(Recorded data)
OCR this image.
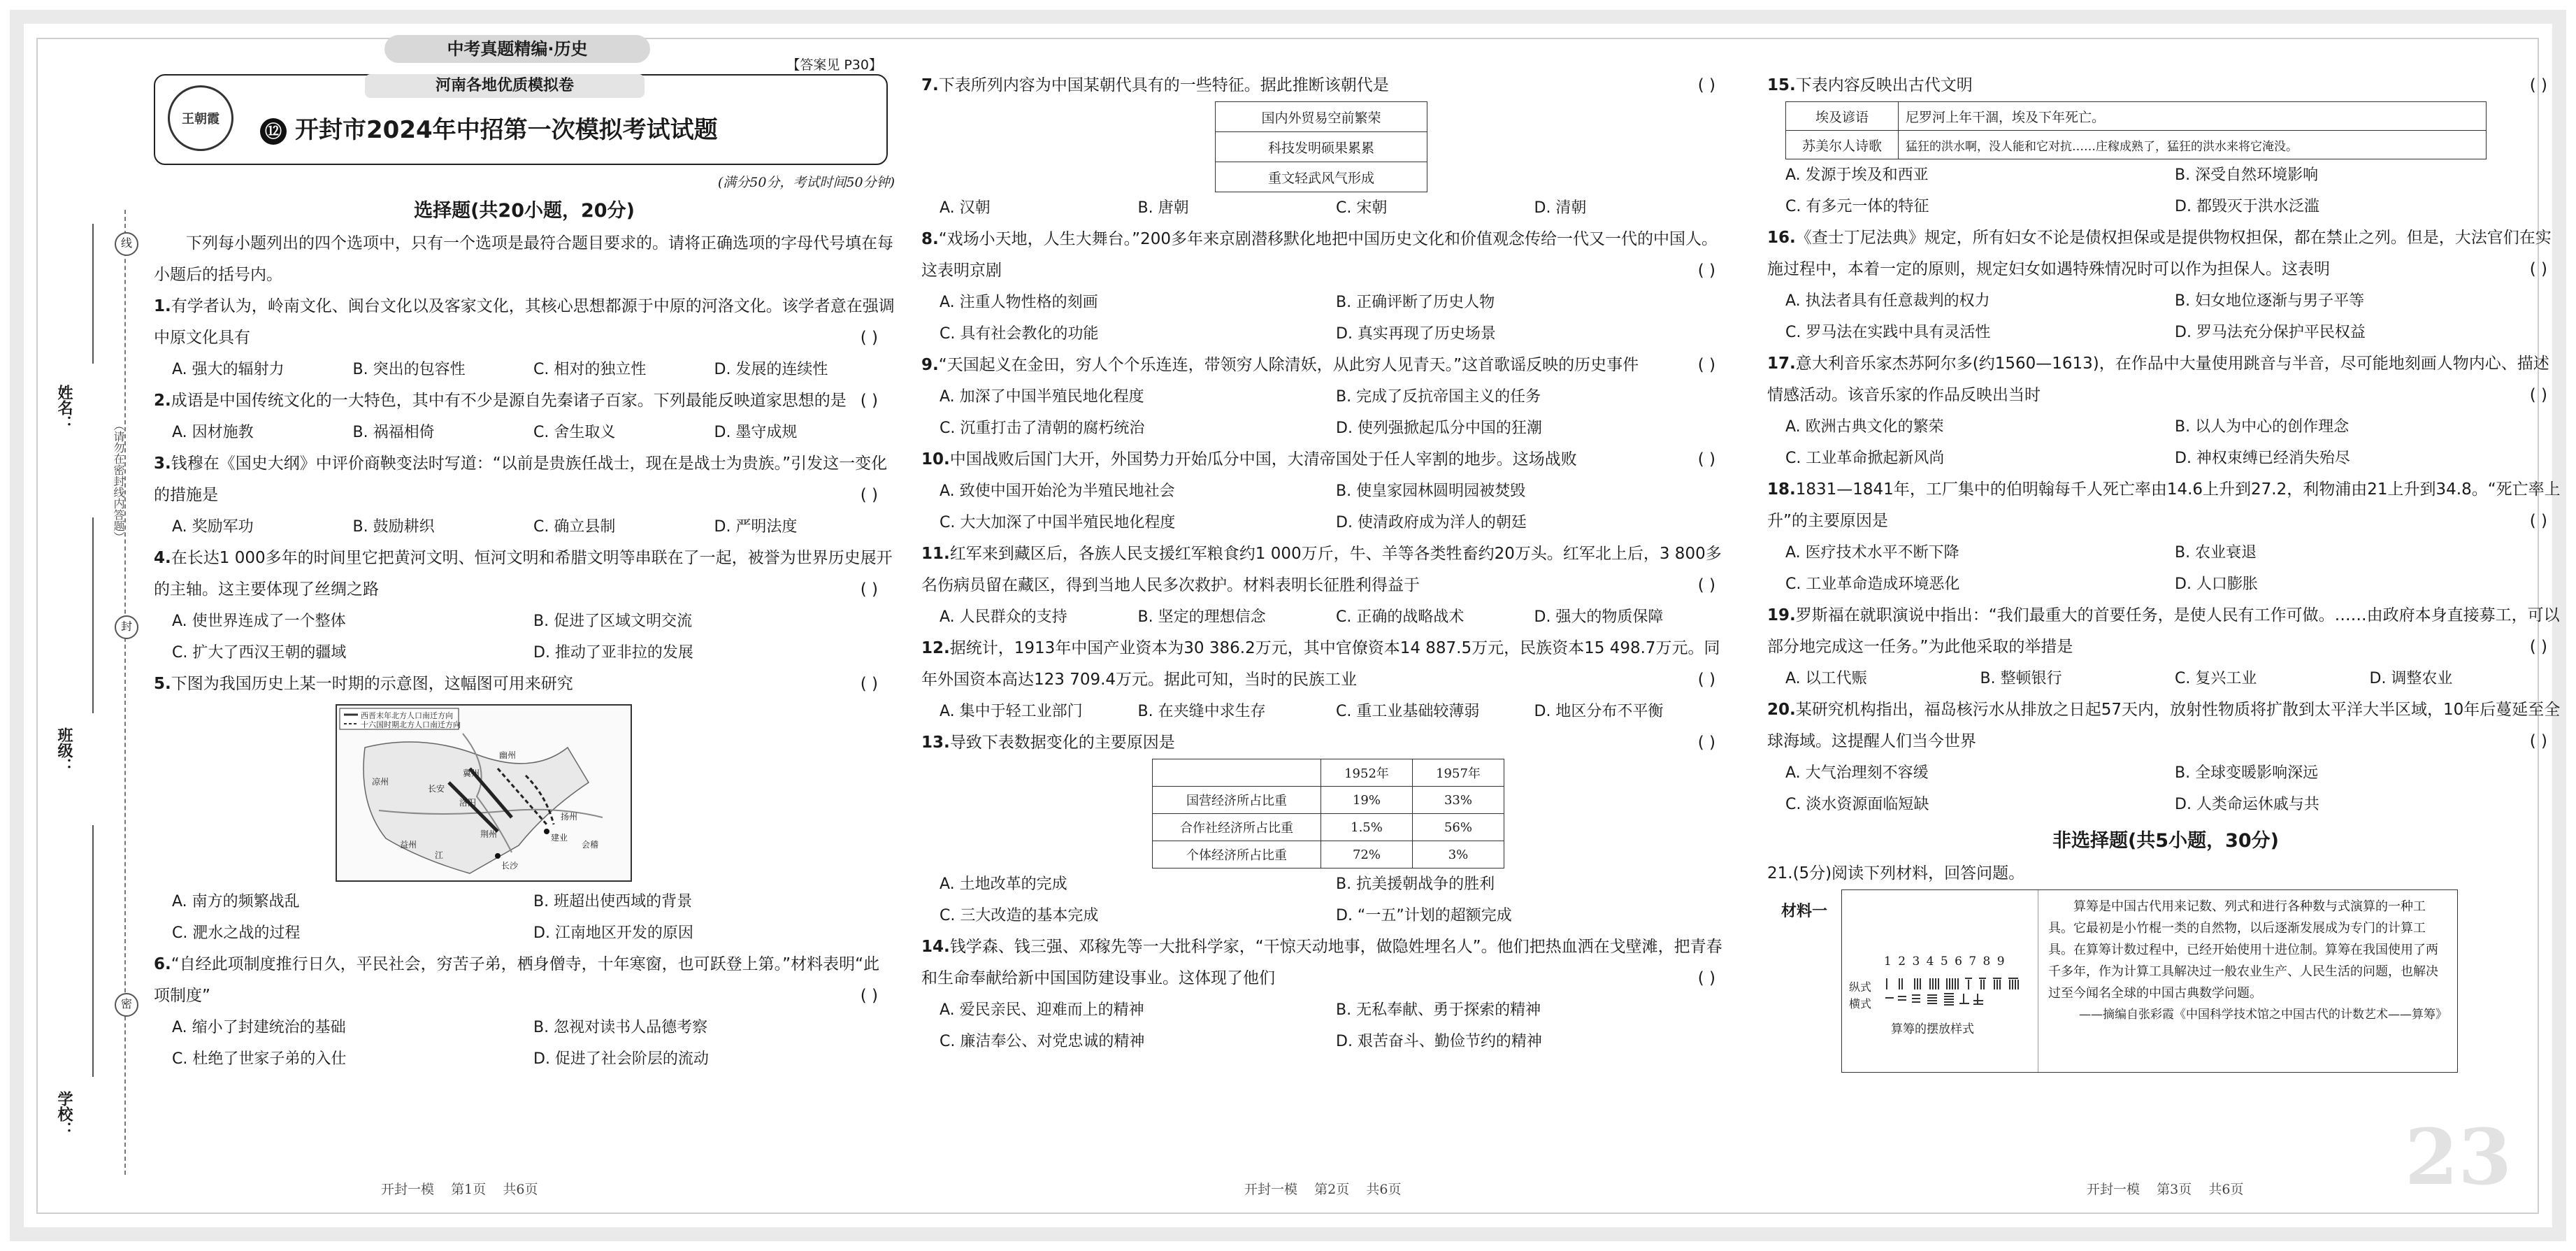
姓名：
班级：
学校：
线
封
密
（请勿在密封线内答题）
中考真题精编·历史
河南各地优质模拟卷
【答案见 P30】
王朝霞
⑫ 开封市2024年中招第一次模拟考试试题
(满分50分，考试时间50分钟)
选择题(共20小题，20分)

下列每小题列出的四个选项中，只有一个选项是最符合题目要求的。请将正确选项的字母代号填在每小题后的括号内。

1.有学者认为，岭南文化、闽台文化以及客家文化，其核心思想都源于中原的河洛文化。该学者意在强调中原文化具有	( )

A. 强大的辐射力	B. 突出的包容性	C. 相对的独立性	D. 发展的连续性

2.成语是中国传统文化的一大特色，其中有不少是源自先秦诸子百家。下列最能反映道家思想的是 ( )

A. 因材施教	B. 祸福相倚	C. 舍生取义	D. 墨守成规

3.钱穆在《国史大纲》中评价商鞅变法时写道：“以前是贵族任战士，现在是战士为贵族。”引发这一变化的措施是	( )

A. 奖励军功	B. 鼓励耕织	C. 确立县制	D. 严明法度

4.在长达1 000多年的时间里它把黄河文明、恒河文明和希腊文明等串联在了一起，被誉为世界历史展开的主轴。这主要体现了丝绸之路	( )

A. 使世界连成了一个整体	B. 促进了区域文明交流
C. 扩大了西汉王朝的疆域	D. 推动了亚非拉的发展

5.下图为我国历史上某一时期的示意图，这幅图可用来研究	( )

西晋末年北方人口南迁方向
十六国时期北方人口南迁方向
幽州
冀州
长安
洛阳
凉州
荆州
扬州
益州
建业
会稽
长沙
江
A. 南方的频繁战乱	B. 班超出使西域的背景
C. 淝水之战的过程	D. 江南地区开发的原因

6.“自经此项制度推行日久，平民社会，穷苦子弟，栖身僧寺，十年寒窗，也可跃登上第。”材料表明“此项制度”	( )

A. 缩小了封建统治的基础	B. 忽视对读书人品德考察
C. 杜绝了世家子弟的入仕	D. 促进了社会阶层的流动

7.下表所列内容为中国某朝代具有的一些特征。据此推断该朝代是	( )

国内外贸易空前繁荣
科技发明硕果累累
重文轻武风气形成
A. 汉朝	B. 唐朝	C. 宋朝	D. 清朝

8.“戏场小天地，人生大舞台。”200多年来京剧潜移默化地把中国历史文化和价值观念传给一代又一代的中国人。这表明京剧	( )

A. 注重人物性格的刻画	B. 正确评断了历史人物
C. 具有社会教化的功能	D. 真实再现了历史场景

9.“天国起义在金田，穷人个个乐连连，带领穷人除清妖，从此穷人见青天。”这首歌谣反映的历史事件	( )

A. 加深了中国半殖民地化程度	B. 完成了反抗帝国主义的任务
C. 沉重打击了清朝的腐朽统治	D. 使列强掀起瓜分中国的狂潮

10.中国战败后国门大开，外国势力开始瓜分中国，大清帝国处于任人宰割的地步。这场战败	( )

A. 致使中国开始沦为半殖民地社会	B. 使皇家园林圆明园被焚毁
C. 大大加深了中国半殖民地化程度	D. 使清政府成为洋人的朝廷

11.红军来到藏区后，各族人民支援红军粮食约1 000万斤，牛、羊等各类牲畜约20万头。红军北上后，3 800多名伤病员留在藏区，得到当地人民多次救护。材料表明长征胜利得益于	( )

A. 人民群众的支持	B. 坚定的理想信念	C. 正确的战略战术	D. 强大的物质保障

12.据统计，1913年中国产业资本为30 386.2万元，其中官僚资本14 887.5万元，民族资本15 498.7万元。同年外国资本高达123 709.4万元。据此可知，当时的民族工业	( )

A. 集中于轻工业部门	B. 在夹缝中求生存	C. 重工业基础较薄弱	D. 地区分布不平衡

13.导致下表数据变化的主要原因是	( )

	1952年	1957年
国营经济所占比重	19%	33%
合作社经济所占比重	1.5%	56%
个体经济所占比重	72%	3%
A. 土地改革的完成	B. 抗美援朝战争的胜利
C. 三大改造的基本完成	D. “一五”计划的超额完成

14.钱学森、钱三强、邓稼先等一大批科学家，“干惊天动地事，做隐姓埋名人”。他们把热血洒在戈壁滩，把青春和生命奉献给新中国国防建设事业。这体现了他们	( )

A. 爱民亲民、迎难而上的精神	B. 无私奉献、勇于探索的精神
C. 廉洁奉公、对党忠诚的精神	D. 艰苦奋斗、勤俭节约的精神

15.下表内容反映出古代文明	( )

埃及谚语	尼罗河上年干涸，埃及下年死亡。
苏美尔人诗歌	猛狂的洪水啊，没人能和它对抗……庄稼成熟了，猛狂的洪水来将它淹没。
A. 发源于埃及和西亚	B. 深受自然环境影响
C. 有多元一体的特征	D. 都毁灭于洪水泛滥

16.《查士丁尼法典》规定，所有妇女不论是债权担保或是提供物权担保，都在禁止之列。但是，大法官们在实施过程中，本着一定的原则，规定妇女如遇特殊情况时可以作为担保人。这表明	( )

A. 执法者具有任意裁判的权力	B. 妇女地位逐渐与男子平等
C. 罗马法在实践中具有灵活性	D. 罗马法充分保护平民权益

17.意大利音乐家杰苏阿尔多(约1560—1613)，在作品中大量使用跳音与半音，尽可能地刻画人物内心、描述情感活动。该音乐家的作品反映出当时	( )

A. 欧洲古典文化的繁荣	B. 以人为中心的创作理念
C. 工业革命掀起新风尚	D. 神权束缚已经消失殆尽

18.1831—1841年，工厂集中的伯明翰每千人死亡率由14.6上升到27.2，利物浦由21上升到34.8。“死亡率上升”的主要原因是	( )

A. 医疗技术水平不断下降	B. 农业衰退
C. 工业革命造成环境恶化	D. 人口膨胀

19.罗斯福在就职演说中指出：“我们最重大的首要任务，是使人民有工作可做。……由政府本身直接募工，可以部分地完成这一任务。”为此他采取的举措是	( )

A. 以工代赈	B. 整顿银行	C. 复兴工业	D. 调整农业

20.某研究机构指出，福岛核污水从排放之日起57天内，放射性物质将扩散到太平洋大半区域，10年后蔓延至全球海域。这提醒人们当今世界	( )

A. 大气治理刻不容缓	B. 全球变暖影响深远
C. 淡水资源面临短缺	D. 人类命运休戚与共
非选择题(共5小题，30分)

21.(5分)阅读下列材料，回答问题。

材料一
1 2 3 4 5 6 7 8 9
纵式
横式
算筹的摆放样式

算筹是中国古代用来记数、列式和进行各种数与式演算的一种工具。它最初是小竹棍一类的自然物，以后逐渐发展成为专门的计算工具。在算筹计数过程中，已经开始使用十进位制。算筹在我国使用了两千多年，作为计算工具解决过一般农业生产、人民生活的问题，也解决过至今闻名全球的中国古典数学问题。

——摘编自张彩霞《中国科学技术馆之中国古代的计数艺术——算筹》

23
开封一模    第1页    共6页	开封一模    第2页    共6页	开封一模    第3页    共6页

• [GIVEN PROBLEM]:
Make a word-for-word copy of the entries, without any pictures.

• [WRITTEN ANSWER]:
OCR this image.
姓名：
班级：
学校：
线
封
密
（请勿在密封线内答题）
中考真题精编·历史
河南各地优质模拟卷
【答案见 P30】
王朝霞
⑫ 开封市2024年中招第一次模拟考试试题
(满分50分，考试时间50分钟)
选择题(共20小题，20分)

下列每小题列出的四个选项中，只有一个选项是最符合题目要求的。请将正确选项的字母代号填在每小题后的括号内。

1.有学者认为，岭南文化、闽台文化以及客家文化，其核心思想都源于中原的河洛文化。该学者意在强调中原文化具有	( )

A. 强大的辐射力	B. 突出的包容性	C. 相对的独立性	D. 发展的连续性

2.成语是中国传统文化的一大特色，其中有不少是源自先秦诸子百家。下列最能反映道家思想的是 ( )

A. 因材施教	B. 祸福相倚	C. 舍生取义	D. 墨守成规

3.钱穆在《国史大纲》中评价商鞅变法时写道：“以前是贵族任战士，现在是战士为贵族。”引发这一变化的措施是	( )

A. 奖励军功	B. 鼓励耕织	C. 确立县制	D. 严明法度

4.在长达1 000多年的时间里它把黄河文明、恒河文明和希腊文明等串联在了一起，被誉为世界历史展开的主轴。这主要体现了丝绸之路	( )

A. 使世界连成了一个整体	B. 促进了区域文明交流
C. 扩大了西汉王朝的疆域	D. 推动了亚非拉的发展

5.下图为我国历史上某一时期的示意图，这幅图可用来研究	( )

西晋末年北方人口南迁方向
十六国时期北方人口南迁方向
幽州
冀州
长安
洛阳
凉州
荆州
扬州
益州
建业
会稽
长沙
江
A. 南方的频繁战乱	B. 班超出使西域的背景
C. 淝水之战的过程	D. 江南地区开发的原因

6.“自经此项制度推行日久，平民社会，穷苦子弟，栖身僧寺，十年寒窗，也可跃登上第。”材料表明“此项制度”	( )

A. 缩小了封建统治的基础	B. 忽视对读书人品德考察
C. 杜绝了世家子弟的入仕	D. 促进了社会阶层的流动

7.下表所列内容为中国某朝代具有的一些特征。据此推断该朝代是	( )

国内外贸易空前繁荣
科技发明硕果累累
重文轻武风气形成
A. 汉朝	B. 唐朝	C. 宋朝	D. 清朝

8.“戏场小天地，人生大舞台。”200多年来京剧潜移默化地把中国历史文化和价值观念传给一代又一代的中国人。这表明京剧	( )

A. 注重人物性格的刻画	B. 正确评断了历史人物
C. 具有社会教化的功能	D. 真实再现了历史场景

9.“天国起义在金田，穷人个个乐连连，带领穷人除清妖，从此穷人见青天。”这首歌谣反映的历史事件	( )

A. 加深了中国半殖民地化程度	B. 完成了反抗帝国主义的任务
C. 沉重打击了清朝的腐朽统治	D. 使列强掀起瓜分中国的狂潮

10.中国战败后国门大开，外国势力开始瓜分中国，大清帝国处于任人宰割的地步。这场战败	( )

A. 致使中国开始沦为半殖民地社会	B. 使皇家园林圆明园被焚毁
C. 大大加深了中国半殖民地化程度	D. 使清政府成为洋人的朝廷

11.红军来到藏区后，各族人民支援红军粮食约1 000万斤，牛、羊等各类牲畜约20万头。红军北上后，3 800多名伤病员留在藏区，得到当地人民多次救护。材料表明长征胜利得益于	( )

A. 人民群众的支持	B. 坚定的理想信念	C. 正确的战略战术	D. 强大的物质保障

12.据统计，1913年中国产业资本为30 386.2万元，其中官僚资本14 887.5万元，民族资本15 498.7万元。同年外国资本高达123 709.4万元。据此可知，当时的民族工业	( )

A. 集中于轻工业部门	B. 在夹缝中求生存	C. 重工业基础较薄弱	D. 地区分布不平衡

13.导致下表数据变化的主要原因是	( )

	1952年	1957年
国营经济所占比重	19%	33%
合作社经济所占比重	1.5%	56%
个体经济所占比重	72%	3%
A. 土地改革的完成	B. 抗美援朝战争的胜利
C. 三大改造的基本完成	D. “一五”计划的超额完成

14.钱学森、钱三强、邓稼先等一大批科学家，“干惊天动地事，做隐姓埋名人”。他们把热血洒在戈壁滩，把青春和生命奉献给新中国国防建设事业。这体现了他们	( )

A. 爱民亲民、迎难而上的精神	B. 无私奉献、勇于探索的精神
C. 廉洁奉公、对党忠诚的精神	D. 艰苦奋斗、勤俭节约的精神

15.下表内容反映出古代文明	( )

埃及谚语	尼罗河上年干涸，埃及下年死亡。
苏美尔人诗歌	猛狂的洪水啊，没人能和它对抗……庄稼成熟了，猛狂的洪水来将它淹没。
A. 发源于埃及和西亚	B. 深受自然环境影响
C. 有多元一体的特征	D. 都毁灭于洪水泛滥

16.《查士丁尼法典》规定，所有妇女不论是债权担保或是提供物权担保，都在禁止之列。但是，大法官们在实施过程中，本着一定的原则，规定妇女如遇特殊情况时可以作为担保人。这表明	( )

A. 执法者具有任意裁判的权力	B. 妇女地位逐渐与男子平等
C. 罗马法在实践中具有灵活性	D. 罗马法充分保护平民权益

17.意大利音乐家杰苏阿尔多(约1560—1613)，在作品中大量使用跳音与半音，尽可能地刻画人物内心、描述情感活动。该音乐家的作品反映出当时	( )

A. 欧洲古典文化的繁荣	B. 以人为中心的创作理念
C. 工业革命掀起新风尚	D. 神权束缚已经消失殆尽

18.1831—1841年，工厂集中的伯明翰每千人死亡率由14.6上升到27.2，利物浦由21上升到34.8。“死亡率上升”的主要原因是	( )

A. 医疗技术水平不断下降	B. 农业衰退
C. 工业革命造成环境恶化	D. 人口膨胀

19.罗斯福在就职演说中指出：“我们最重大的首要任务，是使人民有工作可做。……由政府本身直接募工，可以部分地完成这一任务。”为此他采取的举措是	( )

A. 以工代赈	B. 整顿银行	C. 复兴工业	D. 调整农业

20.某研究机构指出，福岛核污水从排放之日起57天内，放射性物质将扩散到太平洋大半区域，10年后蔓延至全球海域。这提醒人们当今世界	( )

A. 大气治理刻不容缓	B. 全球变暖影响深远
C. 淡水资源面临短缺	D. 人类命运休戚与共
非选择题(共5小题，30分)

21.(5分)阅读下列材料，回答问题。

材料一
1 2 3 4 5 6 7 8 9
纵式
横式
算筹的摆放样式

算筹是中国古代用来记数、列式和进行各种数与式演算的一种工具。它最初是小竹棍一类的自然物，以后逐渐发展成为专门的计算工具。在算筹计数过程中，已经开始使用十进位制。算筹在我国使用了两千多年，作为计算工具解决过一般农业生产、人民生活的问题，也解决过至今闻名全球的中国古典数学问题。

——摘编自张彩霞《中国科学技术馆之中国古代的计数艺术——算筹》

23
开封一模    第1页    共6页	开封一模    第2页    共6页	开封一模    第3页    共6页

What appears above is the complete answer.